## START PROVIDED DATA
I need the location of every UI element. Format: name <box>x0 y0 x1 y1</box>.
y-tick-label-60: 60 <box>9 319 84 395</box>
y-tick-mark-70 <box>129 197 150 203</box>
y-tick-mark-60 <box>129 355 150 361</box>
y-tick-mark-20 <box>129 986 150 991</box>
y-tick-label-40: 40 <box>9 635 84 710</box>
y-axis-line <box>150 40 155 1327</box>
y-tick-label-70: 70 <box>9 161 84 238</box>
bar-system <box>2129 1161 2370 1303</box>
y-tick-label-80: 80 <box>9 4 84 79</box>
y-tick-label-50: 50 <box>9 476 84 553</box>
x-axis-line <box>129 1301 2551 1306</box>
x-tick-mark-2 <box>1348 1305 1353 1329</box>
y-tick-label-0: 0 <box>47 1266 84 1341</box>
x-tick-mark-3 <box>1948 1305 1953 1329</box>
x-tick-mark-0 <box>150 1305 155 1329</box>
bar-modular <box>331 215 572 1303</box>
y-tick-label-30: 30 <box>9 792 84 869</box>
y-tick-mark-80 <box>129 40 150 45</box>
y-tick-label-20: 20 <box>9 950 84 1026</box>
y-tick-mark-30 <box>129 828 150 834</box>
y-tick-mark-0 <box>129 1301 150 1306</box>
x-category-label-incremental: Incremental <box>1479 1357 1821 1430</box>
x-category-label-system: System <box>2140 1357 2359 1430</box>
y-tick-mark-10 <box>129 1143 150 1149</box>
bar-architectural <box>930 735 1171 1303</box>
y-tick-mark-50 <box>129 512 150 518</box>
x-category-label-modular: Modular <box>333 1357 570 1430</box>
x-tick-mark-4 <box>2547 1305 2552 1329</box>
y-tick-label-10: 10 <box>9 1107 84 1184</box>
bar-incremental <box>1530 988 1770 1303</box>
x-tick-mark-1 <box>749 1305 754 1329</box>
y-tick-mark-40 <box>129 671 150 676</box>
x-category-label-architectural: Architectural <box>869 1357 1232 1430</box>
## END PROVIDED DATA
> [TASK OBJECTIVE]: Output every line of the items above as a JSON list of strings, one string per line, leaving out blank lines.

> [THE OUTPUT]:
[
  "I need the location of every UI element. Format: name <box>x0 y0 x1 y1</box>.",
  "y-tick-label-60: 60 <box>9 319 84 395</box>",
  "y-tick-mark-70 <box>129 197 150 203</box>",
  "y-tick-mark-60 <box>129 355 150 361</box>",
  "y-tick-mark-20 <box>129 986 150 991</box>",
  "y-tick-label-40: 40 <box>9 635 84 710</box>",
  "y-axis-line <box>150 40 155 1327</box>",
  "y-tick-label-70: 70 <box>9 161 84 238</box>",
  "bar-system <box>2129 1161 2370 1303</box>",
  "y-tick-label-80: 80 <box>9 4 84 79</box>",
  "y-tick-label-50: 50 <box>9 476 84 553</box>",
  "x-axis-line <box>129 1301 2551 1306</box>",
  "x-tick-mark-2 <box>1348 1305 1353 1329</box>",
  "y-tick-label-0: 0 <box>47 1266 84 1341</box>",
  "x-tick-mark-3 <box>1948 1305 1953 1329</box>",
  "x-tick-mark-0 <box>150 1305 155 1329</box>",
  "bar-modular <box>331 215 572 1303</box>",
  "y-tick-label-30: 30 <box>9 792 84 869</box>",
  "y-tick-mark-80 <box>129 40 150 45</box>",
  "y-tick-label-20: 20 <box>9 950 84 1026</box>",
  "y-tick-mark-30 <box>129 828 150 834</box>",
  "y-tick-mark-0 <box>129 1301 150 1306</box>",
  "x-category-label-incremental: Incremental <box>1479 1357 1821 1430</box>",
  "x-category-label-system: System <box>2140 1357 2359 1430</box>",
  "y-tick-mark-10 <box>129 1143 150 1149</box>",
  "bar-architectural <box>930 735 1171 1303</box>",
  "y-tick-mark-50 <box>129 512 150 518</box>",
  "x-category-label-modular: Modular <box>333 1357 570 1430</box>",
  "x-tick-mark-4 <box>2547 1305 2552 1329</box>",
  "y-tick-label-10: 10 <box>9 1107 84 1184</box>",
  "bar-incremental <box>1530 988 1770 1303</box>",
  "x-tick-mark-1 <box>749 1305 754 1329</box>",
  "y-tick-mark-40 <box>129 671 150 676</box>",
  "x-category-label-architectural: Architectural <box>869 1357 1232 1430</box>"
]